WHAT IS NEEDED: Identify and pull out each line of the entries in which "color" occurs.

DATA PROVIDED:
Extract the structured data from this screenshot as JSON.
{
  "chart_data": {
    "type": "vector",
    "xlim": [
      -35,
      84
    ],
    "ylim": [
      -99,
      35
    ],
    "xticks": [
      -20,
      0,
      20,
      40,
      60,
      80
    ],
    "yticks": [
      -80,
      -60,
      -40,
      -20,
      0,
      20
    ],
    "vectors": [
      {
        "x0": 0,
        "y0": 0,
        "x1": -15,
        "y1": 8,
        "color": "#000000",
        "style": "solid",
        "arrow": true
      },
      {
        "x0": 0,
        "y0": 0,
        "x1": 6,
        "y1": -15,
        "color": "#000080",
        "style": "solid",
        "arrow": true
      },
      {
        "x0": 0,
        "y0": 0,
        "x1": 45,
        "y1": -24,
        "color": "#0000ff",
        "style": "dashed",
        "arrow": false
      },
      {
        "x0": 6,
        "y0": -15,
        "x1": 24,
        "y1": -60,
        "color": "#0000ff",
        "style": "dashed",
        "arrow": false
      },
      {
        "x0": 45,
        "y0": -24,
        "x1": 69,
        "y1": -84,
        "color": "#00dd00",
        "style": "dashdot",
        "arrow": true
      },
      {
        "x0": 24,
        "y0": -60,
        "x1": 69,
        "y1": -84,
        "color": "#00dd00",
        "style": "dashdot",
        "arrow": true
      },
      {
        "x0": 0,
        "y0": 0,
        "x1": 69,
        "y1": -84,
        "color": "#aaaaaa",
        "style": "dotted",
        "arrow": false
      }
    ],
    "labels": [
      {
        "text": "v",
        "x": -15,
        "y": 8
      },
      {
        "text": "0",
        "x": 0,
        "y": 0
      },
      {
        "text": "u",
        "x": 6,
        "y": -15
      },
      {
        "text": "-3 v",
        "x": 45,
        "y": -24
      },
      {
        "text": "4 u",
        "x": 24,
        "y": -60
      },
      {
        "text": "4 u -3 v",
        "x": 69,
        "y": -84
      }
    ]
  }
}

COMPLETED TASK:
        "color": "#000000",
        "color": "#000080",
        "color": "#0000ff",
        "color": "#0000ff",
        "color": "#00dd00",
        "color": "#00dd00",
        "color": "#aaaaaa",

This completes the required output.